Records to use >>
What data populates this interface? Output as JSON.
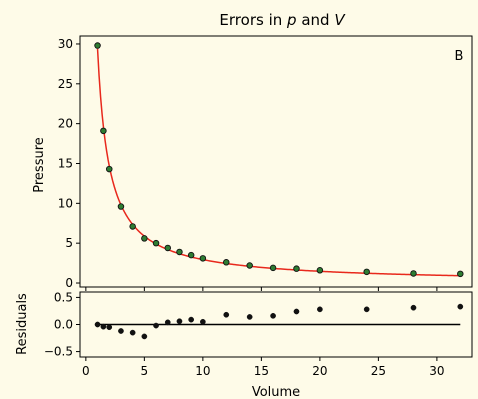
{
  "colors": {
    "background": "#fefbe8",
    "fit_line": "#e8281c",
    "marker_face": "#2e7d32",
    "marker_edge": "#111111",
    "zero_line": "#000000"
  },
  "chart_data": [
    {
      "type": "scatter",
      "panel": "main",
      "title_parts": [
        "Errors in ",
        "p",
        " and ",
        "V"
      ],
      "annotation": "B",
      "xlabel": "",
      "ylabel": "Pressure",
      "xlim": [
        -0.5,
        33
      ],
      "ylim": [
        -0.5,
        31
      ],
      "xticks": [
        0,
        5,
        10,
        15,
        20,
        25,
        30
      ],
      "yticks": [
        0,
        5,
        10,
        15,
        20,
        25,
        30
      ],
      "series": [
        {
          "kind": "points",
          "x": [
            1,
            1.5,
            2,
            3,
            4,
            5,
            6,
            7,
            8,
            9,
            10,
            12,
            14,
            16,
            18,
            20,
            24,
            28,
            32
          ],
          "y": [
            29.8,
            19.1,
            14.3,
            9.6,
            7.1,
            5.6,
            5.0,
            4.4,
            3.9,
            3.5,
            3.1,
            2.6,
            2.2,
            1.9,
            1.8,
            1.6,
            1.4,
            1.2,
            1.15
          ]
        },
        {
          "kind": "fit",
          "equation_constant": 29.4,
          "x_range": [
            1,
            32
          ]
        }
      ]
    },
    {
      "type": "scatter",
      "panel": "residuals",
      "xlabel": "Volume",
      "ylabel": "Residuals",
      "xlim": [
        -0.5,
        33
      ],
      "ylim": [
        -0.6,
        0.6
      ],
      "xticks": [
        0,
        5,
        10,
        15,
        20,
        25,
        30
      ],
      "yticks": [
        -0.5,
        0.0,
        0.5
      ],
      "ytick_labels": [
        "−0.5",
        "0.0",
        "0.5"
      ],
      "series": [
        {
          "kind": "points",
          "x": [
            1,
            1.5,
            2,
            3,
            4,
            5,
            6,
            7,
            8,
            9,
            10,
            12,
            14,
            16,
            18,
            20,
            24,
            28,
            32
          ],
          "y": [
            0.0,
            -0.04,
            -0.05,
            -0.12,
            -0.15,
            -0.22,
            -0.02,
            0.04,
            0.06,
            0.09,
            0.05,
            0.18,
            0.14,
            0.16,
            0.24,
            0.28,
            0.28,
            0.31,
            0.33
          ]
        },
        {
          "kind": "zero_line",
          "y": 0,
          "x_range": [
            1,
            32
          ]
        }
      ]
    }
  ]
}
...
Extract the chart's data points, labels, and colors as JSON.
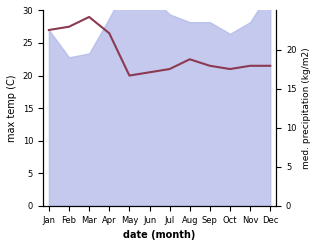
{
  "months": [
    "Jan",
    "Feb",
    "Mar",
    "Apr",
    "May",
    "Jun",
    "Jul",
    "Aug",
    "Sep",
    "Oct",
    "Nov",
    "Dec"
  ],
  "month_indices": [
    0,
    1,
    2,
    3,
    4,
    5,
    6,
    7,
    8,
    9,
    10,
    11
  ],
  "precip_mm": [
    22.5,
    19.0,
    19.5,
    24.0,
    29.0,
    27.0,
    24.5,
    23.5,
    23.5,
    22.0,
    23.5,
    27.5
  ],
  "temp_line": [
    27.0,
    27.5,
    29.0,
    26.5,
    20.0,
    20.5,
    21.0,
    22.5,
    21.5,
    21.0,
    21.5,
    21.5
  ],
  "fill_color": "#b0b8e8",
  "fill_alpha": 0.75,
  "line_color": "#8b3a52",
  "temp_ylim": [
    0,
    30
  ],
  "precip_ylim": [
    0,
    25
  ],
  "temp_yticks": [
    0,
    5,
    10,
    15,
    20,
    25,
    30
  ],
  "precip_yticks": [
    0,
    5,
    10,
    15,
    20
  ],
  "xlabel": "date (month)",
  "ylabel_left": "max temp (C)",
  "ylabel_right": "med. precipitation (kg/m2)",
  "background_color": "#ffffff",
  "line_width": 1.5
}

Problem statement >> Find every line in the records above that contains the word "colors", and copy each one.

The reply >>
  "colors": {
Extract the chart's data points, labels, and colors as JSON.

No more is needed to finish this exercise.